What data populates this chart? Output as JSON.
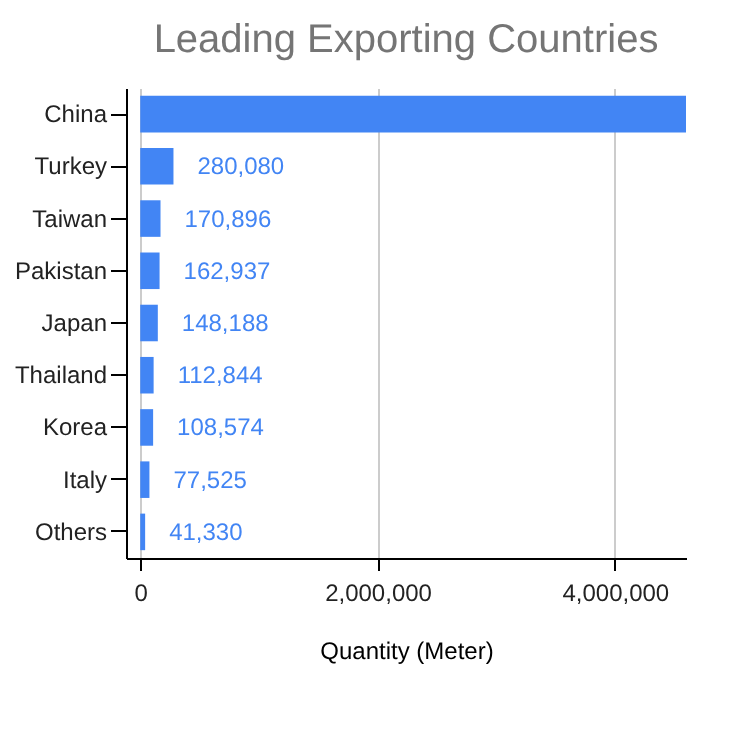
{
  "chart_data": {
    "type": "bar",
    "orientation": "horizontal",
    "title": "Leading Exporting Countries",
    "xlabel": "Quantity (Meter)",
    "categories": [
      "China",
      "Turkey",
      "Taiwan",
      "Pakistan",
      "Japan",
      "Thailand",
      "Korea",
      "Italy",
      "Others"
    ],
    "values": [
      4600000,
      280080,
      170896,
      162937,
      148188,
      112844,
      108574,
      77525,
      41330
    ],
    "value_labels": [
      null,
      "280,080",
      "170,896",
      "162,937",
      "148,188",
      "112,844",
      "108,574",
      "77,525",
      "41,330"
    ],
    "color": "#4285f4",
    "xlim": [
      -120000,
      4600000
    ],
    "xticks": [
      0,
      {
        "value": 2000000,
        "label": "2,000,000"
      },
      {
        "value": 4000000,
        "label": "4,000,000"
      }
    ],
    "grid": "x"
  }
}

______________________________

▸ **Directions for this task**: Output the records above exactly; leave out the pictures.

▸ **Written solution**:
What data populates this chart? Output as JSON.
{
  "chart_data": {
    "type": "bar",
    "orientation": "horizontal",
    "title": "Leading Exporting Countries",
    "xlabel": "Quantity (Meter)",
    "categories": [
      "China",
      "Turkey",
      "Taiwan",
      "Pakistan",
      "Japan",
      "Thailand",
      "Korea",
      "Italy",
      "Others"
    ],
    "values": [
      4600000,
      280080,
      170896,
      162937,
      148188,
      112844,
      108574,
      77525,
      41330
    ],
    "value_labels": [
      null,
      "280,080",
      "170,896",
      "162,937",
      "148,188",
      "112,844",
      "108,574",
      "77,525",
      "41,330"
    ],
    "color": "#4285f4",
    "xlim": [
      -120000,
      4600000
    ],
    "xticks": [
      0,
      {
        "value": 2000000,
        "label": "2,000,000"
      },
      {
        "value": 4000000,
        "label": "4,000,000"
      }
    ],
    "grid": "x"
  }
}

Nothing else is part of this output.